• Extrait du document:
◇ ◇ ◇ ◇ ◇

La poésie
française face aux épreuves
de la deuxième guerre mondiale
La poésie, et surtout la poésie lyrique, est éminemment personnelle.
Les poètes sont divers et préoccupés essentiellement de l'analyse et de l'expression de
leurs sentiments. Mais parfois la violence des circonstances historiques pèse sur leur
évolution artistique et les thèmes qu'ils abordent.
Le mouvement surréaliste avait marqué l'entre deux guerres. C'est
pourquoi le groupement ci-dessus pourrait être sous-titré "du surréalisme à la
poésie nationale" ou encore "du surréalisme à la Résistance". Un tel
sous-titre aurait l'avantage de rendre compte globalement de l'évolution d'une grand
nombre de poètes, des plus connus en tout cas. Ce serait toutefois une simplification
abusive faisant peu de cas de l'évolution particulière de chacun.
Rappelons quelques caractéristiques de la poésie surréaliste: refus
de la logique "cartésienne", goût pour l'irrationnel et la fantastique,
intérêt pour la folie comme forme supérieure de la connaissance et source de création
artistique, écriture "automatique" (libre expression de l'inconscient
débarrassé des barrières de la morales), profusion et liberté des images, rejet des
formes poétiques traditionnelles et du "bon goût", refus de faire
"servir" la poésie à quelque cause que ce soit…
… et citons quelques vers typiques d'Eluard, Capitale de la
douleur, 1926:
La courbe de tes yeux fait le tour de mon
coeur
Un rond de danse et de douceur,
Auréole du temps, berceau nocturne et sûr,
Et si je ne sais plus tout ce que j'ai vécu
C'est que tes yeux ne m'ont pas toujours vu.

◇ ◇ ◇ ◇ ◇

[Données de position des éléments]
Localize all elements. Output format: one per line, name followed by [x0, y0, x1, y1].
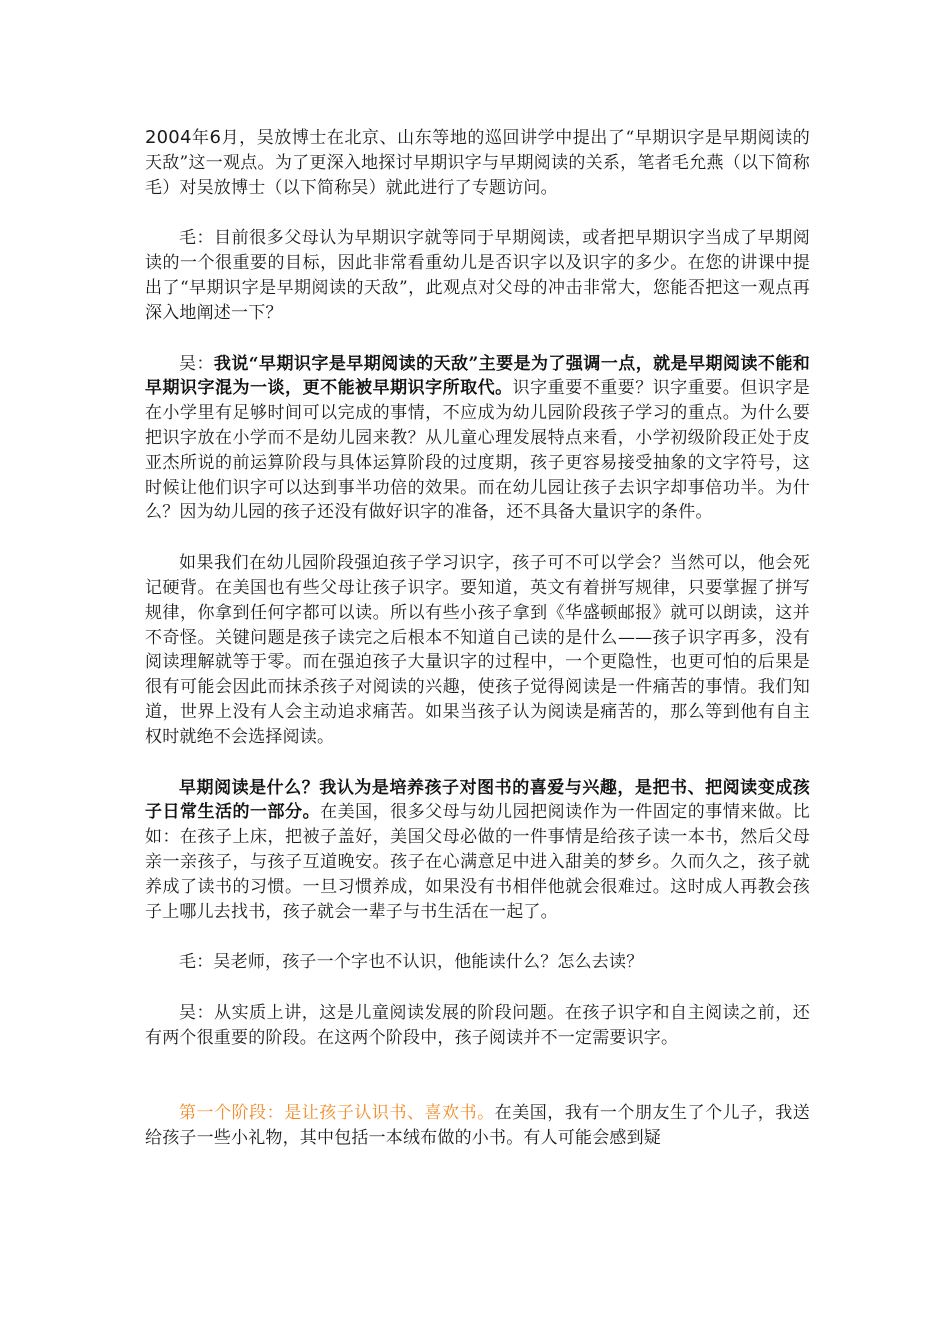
answer-paragraph-1	[145, 352, 810, 526]
answer-speaker: 吴：	[179, 353, 214, 374]
answer-text-1: 识字重要不重要？识字重要。但识字是在小学里有足够时间可以完成的事情，不应成为幼儿园阶段孩子学习的重点。为什么要把识字放在小学而不是幼儿园来教？从儿童心理发展特点来看，小学初级阶段正处于皮亚杰所说的前运算阶段与具体运算阶段的过度期，孩子更容易接受抽象的文字符号，这时候让他们识字可以达到事半功倍的效果。而在幼儿园让孩子去识字却事倍功半。为什么？因为幼儿园的孩子还没有做好识字的准备，还不具备大量识字的条件。	[145, 378, 810, 523]
intro-year-suffix: 年	[191, 128, 210, 148]
answer-text-3: 在美国，很多父母与幼儿园把阅读作为一件固定的事情来做。比如：在孩子上床，把被子盖好，美国父母必做的一件事情是给孩子读一本书，然后父母亲一亲孩子，与孩子互道晚安。孩子在心满意足中进入甜美的梦乡。久而久之，孩子就养成了读书的习惯。一旦习惯养成，如果没有书相伴他就会很难过。这时成人再教会孩子上哪儿去找书，孩子就会一辈子与书生活在一起了。	[145, 802, 810, 922]
question-paragraph-1: 毛：目前很多父母认为早期识字就等同于早期阅读，或者把早期识字当成了早期阅读的一个很重要的目标，因此非常看重幼儿是否识字以及识字的多少。在您的讲课中提出了“早期识字是早期阅读的天敌”，此观点对父母的冲击非常大，您能否把这一观点再深入地阐述一下？	[145, 228, 810, 323]
answer-paragraph-4: 吴：从实质上讲，这是儿童阅读发展的阶段问题。在孩子识字和自主阅读之前，还有两个很重要的阶段。在这两个阶段中，孩子阅读并不一定需要识字。	[145, 1003, 810, 1048]
answer-paragraph-3	[145, 776, 810, 925]
question-paragraph-2: 毛：吴老师，孩子一个字也不认识，他能读什么？怎么去读？	[179, 952, 644, 973]
intro-month: 6	[209, 127, 222, 148]
answer-paragraph-2: 如果我们在幼儿园阶段强迫孩子学习识字，孩子可不可以学会？当然可以，他会死记硬背。在美国也有些父母让孩子识字。要知道，英文有着拼写规律，只要掌握了拼写规律，你拿到任何字都可以读。所以有些小孩子拿到《华盛顿邮报》就可以朗读，这并不奇怪。关键问题是孩子读完之后根本不知道自己读的是什么——孩子识字再多，没有阅读理解就等于零。而在强迫孩子大量识字的过程中，一个更隐性，也更可怕的后果是很有可能会因此而抹杀孩子对阅读的兴趣，使孩子觉得阅读是一件痛苦的事情。我们知道，世界上没有人会主动追求痛苦。如果当孩子认为阅读是痛苦的，那么等到他有自主权时就绝不会选择阅读。	[145, 553, 810, 747]
stage-1-text: 在美国，我有一个朋友生了个儿子，我送给孩子一些小礼物，其中包括一本绒布做的小书。有人可能会感到疑	[145, 1102, 810, 1148]
intro-year: 2004	[145, 127, 192, 148]
answer-emphasis-1: 我说“早期识字是早期阅读的天敌”主要是为了强调一点，就是早期阅读不能和早期识字混为一谈，更不能被早期识字所取代。	[145, 353, 810, 399]
intro-paragraph	[145, 126, 810, 200]
stage-1-heading: 第一个阶段：是让孩子认识书、喜欢书。	[179, 1102, 495, 1123]
answer-emphasis-3: 早期阅读是什么？我认为是培养孩子对图书的喜爱与兴趣，是把书、把阅读变成孩子日常生活的一部分。	[145, 777, 810, 823]
intro-text: 月，吴放博士在北京、山东等地的巡回讲学中提出了“早期识字是早期阅读的天敌”这一观点。为了更深入地探讨早期识字与早期阅读的关系，笔者毛允燕（以下简称毛）对吴放博士（以下简称吴）就此进行了专题访问。	[145, 128, 810, 198]
stage-1-paragraph	[145, 1101, 810, 1151]
article-body	[145, 126, 810, 1150]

◇ ◇ ◇ ◇ ◇

• Liste des tâches:
1/ D'après le texte sur la poésie française et la guerre, quel mouvement avait marqué l'entre-deux-guerres ?
2/ Reprenez le texte sur la poésie française et la guerre juste après sa dernière ligne.
Les entrées ne jouent aucun rôle ici.

• Réponses finales:
1/ Le mouvement surréaliste.

2/
Feuilles de jour et mousse de rosée,
Roseaux du vent, sourires parfumés,
Ailes couvrant le monde de lumière,
Bateaux chargés du ciel et de la mer,
Chasseurs des bruits et sources des couleurs
Parfums éclos d'une couvée d'aurores
Qui gît toujours sur la paille des astres,
Comme le jour dépend de l'innocence
Le monde entier dépend de tes yeux purs
Et tout mon sang coule dans leurs regards.
La Guerre et surtout l'Occupation posent divers problèmes aux poètes:
- problèmes matériels: comment publier, dans quelles revues, face à la censure
allemande et vichyssoise?
- problèmes moraux: la poésie peut-elle encore être libre et indépendante?
- problèmes politiques: le poète peut-il, doit-il engager son art dans la lutte, la
Résistance? D'autres écrivains d'ailleurs voudront mettre la poésie au service de la
"Révolution Nationale" et du pétainisme.
L'objet de ce groupement est d'étudier quelques-unes des réponses
données à ces questions.
On peut distinguer en gros quatre attitudes:
- Un certain nombre de poètes, souvent anciens surréalistes, s'engagent dans la
Résistance, dont beaucoup dans des organisations proches du parti communiste, et
pratiquent une poésie "engagée", comme Aragon, Eluard. D'autres écrivains
résistants se rattachent au gaullisme: Pierre Emmanuel, Maurice Druon, Joseph Kessel.
- Quelques rares écrivains s'engagent du côté de la Collaboration: Drieu La Rochelle,
Brasillach et Céline sont les plus notoires.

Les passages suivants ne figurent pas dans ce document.